• _Stated goal_
Below is a listing. Gather each line of it that contains "colors".

• _Input rows_
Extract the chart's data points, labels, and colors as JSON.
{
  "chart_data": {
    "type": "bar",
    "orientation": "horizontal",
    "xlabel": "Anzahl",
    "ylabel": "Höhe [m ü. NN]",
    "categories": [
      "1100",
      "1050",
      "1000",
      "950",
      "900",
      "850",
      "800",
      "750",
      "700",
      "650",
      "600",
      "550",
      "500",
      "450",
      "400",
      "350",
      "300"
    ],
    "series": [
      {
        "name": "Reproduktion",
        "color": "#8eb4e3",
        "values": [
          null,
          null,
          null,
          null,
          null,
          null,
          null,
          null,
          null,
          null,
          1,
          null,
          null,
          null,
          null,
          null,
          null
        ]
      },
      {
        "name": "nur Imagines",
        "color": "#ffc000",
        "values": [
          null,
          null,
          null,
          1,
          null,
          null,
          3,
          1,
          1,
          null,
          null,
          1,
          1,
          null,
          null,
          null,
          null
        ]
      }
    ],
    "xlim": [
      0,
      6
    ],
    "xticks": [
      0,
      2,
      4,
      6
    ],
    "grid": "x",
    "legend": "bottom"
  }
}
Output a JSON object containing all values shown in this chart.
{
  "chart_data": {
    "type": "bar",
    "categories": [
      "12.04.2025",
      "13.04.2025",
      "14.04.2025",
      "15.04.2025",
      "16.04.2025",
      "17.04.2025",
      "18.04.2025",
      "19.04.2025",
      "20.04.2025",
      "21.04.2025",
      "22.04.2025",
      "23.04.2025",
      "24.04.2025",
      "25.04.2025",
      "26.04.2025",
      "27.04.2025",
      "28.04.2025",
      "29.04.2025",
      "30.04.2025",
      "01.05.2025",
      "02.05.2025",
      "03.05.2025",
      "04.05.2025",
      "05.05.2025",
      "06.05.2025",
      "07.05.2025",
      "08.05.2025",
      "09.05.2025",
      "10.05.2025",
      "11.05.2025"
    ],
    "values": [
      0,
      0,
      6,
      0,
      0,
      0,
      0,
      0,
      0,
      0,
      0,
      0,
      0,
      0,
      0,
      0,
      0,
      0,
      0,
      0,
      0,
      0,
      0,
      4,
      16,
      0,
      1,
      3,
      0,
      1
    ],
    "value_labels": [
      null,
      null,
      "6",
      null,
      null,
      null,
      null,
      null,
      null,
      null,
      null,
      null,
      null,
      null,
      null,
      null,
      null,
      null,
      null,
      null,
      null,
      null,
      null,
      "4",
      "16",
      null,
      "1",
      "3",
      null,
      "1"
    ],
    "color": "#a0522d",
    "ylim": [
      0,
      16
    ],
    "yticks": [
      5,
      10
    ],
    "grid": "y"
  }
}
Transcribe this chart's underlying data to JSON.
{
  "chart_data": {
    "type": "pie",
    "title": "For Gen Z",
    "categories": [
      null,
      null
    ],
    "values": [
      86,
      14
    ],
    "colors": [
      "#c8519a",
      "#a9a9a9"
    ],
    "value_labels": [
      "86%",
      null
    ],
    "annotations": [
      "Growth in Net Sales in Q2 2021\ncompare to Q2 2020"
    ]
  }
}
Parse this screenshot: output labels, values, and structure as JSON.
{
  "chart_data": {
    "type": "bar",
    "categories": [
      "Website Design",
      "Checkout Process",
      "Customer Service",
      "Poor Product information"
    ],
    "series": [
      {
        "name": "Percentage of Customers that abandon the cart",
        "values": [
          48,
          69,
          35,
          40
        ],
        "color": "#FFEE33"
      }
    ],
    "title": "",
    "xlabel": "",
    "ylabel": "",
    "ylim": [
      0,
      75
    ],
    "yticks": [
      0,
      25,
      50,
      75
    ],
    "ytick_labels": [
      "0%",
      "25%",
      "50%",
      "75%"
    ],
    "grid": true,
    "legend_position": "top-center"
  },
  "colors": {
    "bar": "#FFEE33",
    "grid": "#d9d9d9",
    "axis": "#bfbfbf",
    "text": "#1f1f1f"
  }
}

• _Solution below_
Extract the chart's data points, labels, and colors as JSON.
    "colors": [
  "colors": {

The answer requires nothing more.